To do:
Each line containing the word "this" should be found and copied.

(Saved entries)
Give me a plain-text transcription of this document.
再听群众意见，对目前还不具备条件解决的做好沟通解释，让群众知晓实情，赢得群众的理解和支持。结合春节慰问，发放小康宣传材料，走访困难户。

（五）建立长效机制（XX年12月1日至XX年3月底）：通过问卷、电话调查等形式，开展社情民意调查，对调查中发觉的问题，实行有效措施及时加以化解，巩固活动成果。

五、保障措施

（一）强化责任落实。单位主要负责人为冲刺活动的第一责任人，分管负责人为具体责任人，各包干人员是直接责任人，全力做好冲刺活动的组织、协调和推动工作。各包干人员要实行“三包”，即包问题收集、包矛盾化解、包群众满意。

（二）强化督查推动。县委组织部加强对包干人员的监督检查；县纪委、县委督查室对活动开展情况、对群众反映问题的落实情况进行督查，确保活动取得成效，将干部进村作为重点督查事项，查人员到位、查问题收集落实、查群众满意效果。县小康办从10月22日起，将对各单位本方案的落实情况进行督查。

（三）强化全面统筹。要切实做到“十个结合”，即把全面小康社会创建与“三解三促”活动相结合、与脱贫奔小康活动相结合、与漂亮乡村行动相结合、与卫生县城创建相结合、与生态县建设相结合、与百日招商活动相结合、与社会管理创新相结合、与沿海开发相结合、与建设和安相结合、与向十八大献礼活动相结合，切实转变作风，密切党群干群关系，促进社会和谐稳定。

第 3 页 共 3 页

...

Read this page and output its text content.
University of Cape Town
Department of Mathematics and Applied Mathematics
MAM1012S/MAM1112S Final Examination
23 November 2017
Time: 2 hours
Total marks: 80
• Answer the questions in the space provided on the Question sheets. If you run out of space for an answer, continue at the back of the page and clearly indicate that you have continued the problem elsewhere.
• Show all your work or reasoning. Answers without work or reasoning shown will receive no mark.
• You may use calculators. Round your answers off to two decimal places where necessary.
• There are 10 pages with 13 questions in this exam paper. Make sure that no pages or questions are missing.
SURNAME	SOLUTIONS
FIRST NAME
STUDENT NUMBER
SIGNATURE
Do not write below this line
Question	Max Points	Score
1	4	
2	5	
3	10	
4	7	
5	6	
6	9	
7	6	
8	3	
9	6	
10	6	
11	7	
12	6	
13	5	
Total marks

Worked answer:
Give me a plain-text transcription of this document.
Read this page and output its text content.
• There are 10 pages with 13 questions in this exam paper. Make sure that no pages or questions are missing.
Do not write below this line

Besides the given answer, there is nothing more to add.